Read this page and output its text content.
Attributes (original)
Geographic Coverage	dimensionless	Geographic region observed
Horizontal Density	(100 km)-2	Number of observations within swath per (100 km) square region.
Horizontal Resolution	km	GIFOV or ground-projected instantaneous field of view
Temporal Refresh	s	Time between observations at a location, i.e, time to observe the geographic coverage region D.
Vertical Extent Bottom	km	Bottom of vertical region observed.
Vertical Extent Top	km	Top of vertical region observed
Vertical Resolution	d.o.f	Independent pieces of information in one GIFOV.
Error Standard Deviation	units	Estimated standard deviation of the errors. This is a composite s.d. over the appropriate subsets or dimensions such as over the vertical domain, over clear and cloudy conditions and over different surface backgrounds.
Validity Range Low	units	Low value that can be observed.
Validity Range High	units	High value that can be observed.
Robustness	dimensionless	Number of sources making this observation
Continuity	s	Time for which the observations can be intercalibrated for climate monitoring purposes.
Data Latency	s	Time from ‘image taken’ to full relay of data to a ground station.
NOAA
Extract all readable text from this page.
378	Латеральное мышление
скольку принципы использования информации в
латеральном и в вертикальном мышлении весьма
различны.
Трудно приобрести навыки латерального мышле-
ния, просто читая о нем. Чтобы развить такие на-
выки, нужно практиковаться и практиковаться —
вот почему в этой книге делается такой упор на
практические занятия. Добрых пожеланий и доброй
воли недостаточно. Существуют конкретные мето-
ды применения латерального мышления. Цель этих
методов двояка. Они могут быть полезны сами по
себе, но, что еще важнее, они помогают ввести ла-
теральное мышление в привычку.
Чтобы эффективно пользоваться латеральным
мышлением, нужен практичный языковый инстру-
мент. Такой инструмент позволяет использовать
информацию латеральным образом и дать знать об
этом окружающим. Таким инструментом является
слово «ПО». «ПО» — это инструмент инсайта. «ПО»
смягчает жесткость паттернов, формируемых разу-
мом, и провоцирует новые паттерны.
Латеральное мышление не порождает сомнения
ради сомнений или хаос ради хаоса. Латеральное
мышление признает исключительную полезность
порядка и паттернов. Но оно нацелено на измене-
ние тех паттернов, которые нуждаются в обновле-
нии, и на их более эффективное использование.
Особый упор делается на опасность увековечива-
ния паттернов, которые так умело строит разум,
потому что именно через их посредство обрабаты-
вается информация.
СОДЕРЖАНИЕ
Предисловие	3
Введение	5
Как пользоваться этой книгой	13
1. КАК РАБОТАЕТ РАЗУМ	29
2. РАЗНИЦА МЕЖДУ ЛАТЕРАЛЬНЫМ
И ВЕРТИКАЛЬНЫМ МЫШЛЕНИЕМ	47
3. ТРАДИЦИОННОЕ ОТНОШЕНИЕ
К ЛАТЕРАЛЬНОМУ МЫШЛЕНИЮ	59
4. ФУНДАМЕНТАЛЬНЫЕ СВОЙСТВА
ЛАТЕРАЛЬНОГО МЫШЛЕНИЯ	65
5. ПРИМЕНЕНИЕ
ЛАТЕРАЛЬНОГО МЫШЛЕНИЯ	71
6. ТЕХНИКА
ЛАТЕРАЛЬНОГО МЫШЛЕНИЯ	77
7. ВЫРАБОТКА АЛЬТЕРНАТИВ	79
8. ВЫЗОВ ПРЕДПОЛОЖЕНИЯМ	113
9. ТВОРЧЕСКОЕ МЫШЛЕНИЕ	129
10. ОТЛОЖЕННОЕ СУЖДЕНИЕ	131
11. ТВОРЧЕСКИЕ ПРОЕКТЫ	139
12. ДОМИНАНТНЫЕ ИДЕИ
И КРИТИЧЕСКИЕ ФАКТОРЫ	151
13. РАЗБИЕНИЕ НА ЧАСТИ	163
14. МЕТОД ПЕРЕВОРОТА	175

========================================================================

• _Objective_: Pick out, from the lines above, every one that contains the string "dimensionless".

• _Output for this exercise_:
Geographic Coverage	dimensionless	Geographic region observed
Robustness	dimensionless	Number of sources making this observation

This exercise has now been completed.